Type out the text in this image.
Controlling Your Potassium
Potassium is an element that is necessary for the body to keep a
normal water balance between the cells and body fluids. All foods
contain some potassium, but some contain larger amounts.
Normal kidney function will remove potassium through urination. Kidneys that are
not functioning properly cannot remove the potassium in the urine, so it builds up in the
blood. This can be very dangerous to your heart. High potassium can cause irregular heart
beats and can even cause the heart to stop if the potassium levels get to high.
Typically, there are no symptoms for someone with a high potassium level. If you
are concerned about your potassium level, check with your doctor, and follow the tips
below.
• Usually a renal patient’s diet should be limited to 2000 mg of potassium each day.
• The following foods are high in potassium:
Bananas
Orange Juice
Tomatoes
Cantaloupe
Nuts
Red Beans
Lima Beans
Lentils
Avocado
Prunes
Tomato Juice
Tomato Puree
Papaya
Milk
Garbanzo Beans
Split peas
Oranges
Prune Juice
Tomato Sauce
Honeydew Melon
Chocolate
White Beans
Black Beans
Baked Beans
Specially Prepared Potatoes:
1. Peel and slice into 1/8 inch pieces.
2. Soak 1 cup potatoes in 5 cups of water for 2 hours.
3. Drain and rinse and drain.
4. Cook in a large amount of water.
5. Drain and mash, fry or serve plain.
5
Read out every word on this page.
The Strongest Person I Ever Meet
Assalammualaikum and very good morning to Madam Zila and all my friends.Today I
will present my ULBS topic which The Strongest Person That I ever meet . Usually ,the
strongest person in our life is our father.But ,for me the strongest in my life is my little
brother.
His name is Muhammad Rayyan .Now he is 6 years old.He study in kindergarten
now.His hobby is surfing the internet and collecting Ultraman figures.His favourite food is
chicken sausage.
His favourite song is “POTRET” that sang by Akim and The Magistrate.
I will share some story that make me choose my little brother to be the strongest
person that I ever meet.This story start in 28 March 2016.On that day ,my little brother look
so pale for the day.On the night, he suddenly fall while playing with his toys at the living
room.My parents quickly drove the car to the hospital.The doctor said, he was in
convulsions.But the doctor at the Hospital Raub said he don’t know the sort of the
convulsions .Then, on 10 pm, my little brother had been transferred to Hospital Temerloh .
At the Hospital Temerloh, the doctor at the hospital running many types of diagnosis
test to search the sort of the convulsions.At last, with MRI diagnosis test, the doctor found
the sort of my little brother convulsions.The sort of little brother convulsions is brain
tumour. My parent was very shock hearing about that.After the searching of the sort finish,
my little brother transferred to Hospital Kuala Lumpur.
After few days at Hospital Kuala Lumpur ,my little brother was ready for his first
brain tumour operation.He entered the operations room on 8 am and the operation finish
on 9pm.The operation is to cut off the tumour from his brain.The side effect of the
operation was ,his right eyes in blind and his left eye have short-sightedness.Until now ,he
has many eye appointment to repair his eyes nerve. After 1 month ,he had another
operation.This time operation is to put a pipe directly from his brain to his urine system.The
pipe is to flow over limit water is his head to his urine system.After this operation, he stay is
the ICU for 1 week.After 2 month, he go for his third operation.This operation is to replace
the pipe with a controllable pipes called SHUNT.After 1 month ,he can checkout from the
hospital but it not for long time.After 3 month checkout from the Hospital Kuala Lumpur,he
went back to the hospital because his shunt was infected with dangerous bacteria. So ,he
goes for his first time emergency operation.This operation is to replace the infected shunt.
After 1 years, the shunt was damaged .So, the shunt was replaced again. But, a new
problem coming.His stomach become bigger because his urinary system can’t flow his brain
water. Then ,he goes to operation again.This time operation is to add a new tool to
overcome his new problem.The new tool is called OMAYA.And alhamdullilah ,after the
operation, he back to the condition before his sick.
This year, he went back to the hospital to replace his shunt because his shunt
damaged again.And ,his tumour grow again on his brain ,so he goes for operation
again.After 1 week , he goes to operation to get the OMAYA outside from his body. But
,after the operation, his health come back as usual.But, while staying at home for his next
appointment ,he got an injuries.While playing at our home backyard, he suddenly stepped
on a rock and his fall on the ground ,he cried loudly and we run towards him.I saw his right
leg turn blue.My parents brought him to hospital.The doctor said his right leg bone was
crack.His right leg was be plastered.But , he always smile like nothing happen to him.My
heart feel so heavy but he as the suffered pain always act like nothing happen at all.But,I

Instructions for the task — Every entry, from first to last, should be written out exactly.

Task output —
Type out the text in this image.
Controlling Your Potassium
Potassium is an element that is necessary for the body to keep a
normal water balance between the cells and body fluids. All foods
contain some potassium, but some contain larger amounts.
Normal kidney function will remove potassium through urination. Kidneys that are
not functioning properly cannot remove the potassium in the urine, so it builds up in the
blood. This can be very dangerous to your heart. High potassium can cause irregular heart
beats and can even cause the heart to stop if the potassium levels get to high.
Typically, there are no symptoms for someone with a high potassium level. If you
are concerned about your potassium level, check with your doctor, and follow the tips
below.
• Usually a renal patient’s diet should be limited to 2000 mg of potassium each day.
• The following foods are high in potassium:
Bananas
Orange Juice
Tomatoes
Cantaloupe
Nuts
Red Beans
Lima Beans
Lentils
Avocado
Prunes
Tomato Juice
Tomato Puree
Papaya
Milk
Garbanzo Beans
Split peas
Oranges
Prune Juice
Tomato Sauce
Honeydew Melon
Chocolate
White Beans
Black Beans
Baked Beans
Specially Prepared Potatoes:
1. Peel and slice into 1/8 inch pieces.
2. Soak 1 cup potatoes in 5 cups of water for 2 hours.
3. Drain and rinse and drain.
4. Cook in a large amount of water.
5. Drain and mash, fry or serve plain.
5
Read out every word on this page.
The Strongest Person I Ever Meet
Assalammualaikum and very good morning to Madam Zila and all my friends.Today I
will present my ULBS topic which The Strongest Person That I ever meet . Usually ,the
strongest person in our life is our father.But ,for me the strongest in my life is my little
brother.
His name is Muhammad Rayyan .Now he is 6 years old.He study in kindergarten
now.His hobby is surfing the internet and collecting Ultraman figures.His favourite food is
chicken sausage.
His favourite song is “POTRET” that sang by Akim and The Magistrate.
I will share some story that make me choose my little brother to be the strongest
person that I ever meet.This story start in 28 March 2016.On that day ,my little brother look
so pale for the day.On the night, he suddenly fall while playing with his toys at the living
room.My parents quickly drove the car to the hospital.The doctor said, he was in
convulsions.But the doctor at the Hospital Raub said he don’t know the sort of the
convulsions .Then, on 10 pm, my little brother had been transferred to Hospital Temerloh .
At the Hospital Temerloh, the doctor at the hospital running many types of diagnosis
test to search the sort of the convulsions.At last, with MRI diagnosis test, the doctor found
the sort of my little brother convulsions.The sort of little brother convulsions is brain
tumour. My parent was very shock hearing about that.After the searching of the sort finish,
my little brother transferred to Hospital Kuala Lumpur.
After few days at Hospital Kuala Lumpur ,my little brother was ready for his first
brain tumour operation.He entered the operations room on 8 am and the operation finish
on 9pm.The operation is to cut off the tumour from his brain.The side effect of the
operation was ,his right eyes in blind and his left eye have short-sightedness.Until now ,he
has many eye appointment to repair his eyes nerve. After 1 month ,he had another
operation.This time operation is to put a pipe directly from his brain to his urine system.The
pipe is to flow over limit water is his head to his urine system.After this operation, he stay is
the ICU for 1 week.After 2 month, he go for his third operation.This operation is to replace
the pipe with a controllable pipes called SHUNT.After 1 month ,he can checkout from the
hospital but it not for long time.After 3 month checkout from the Hospital Kuala Lumpur,he
went back to the hospital because his shunt was infected with dangerous bacteria. So ,he
goes for his first time emergency operation.This operation is to replace the infected shunt.
After 1 years, the shunt was damaged .So, the shunt was replaced again. But, a new
problem coming.His stomach become bigger because his urinary system can’t flow his brain
water. Then ,he goes to operation again.This time operation is to add a new tool to
overcome his new problem.The new tool is called OMAYA.And alhamdullilah ,after the
operation, he back to the condition before his sick.
This year, he went back to the hospital to replace his shunt because his shunt
damaged again.And ,his tumour grow again on his brain ,so he goes for operation
again.After 1 week , he goes to operation to get the OMAYA outside from his body. But
,after the operation, his health come back as usual.But, while staying at home for his next
appointment ,he got an injuries.While playing at our home backyard, he suddenly stepped
on a rock and his fall on the ground ,he cried loudly and we run towards him.I saw his right
leg turn blue.My parents brought him to hospital.The doctor said his right leg bone was
crack.His right leg was be plastered.But , he always smile like nothing happen to him.My
heart feel so heavy but he as the suffered pain always act like nothing happen at all.But,I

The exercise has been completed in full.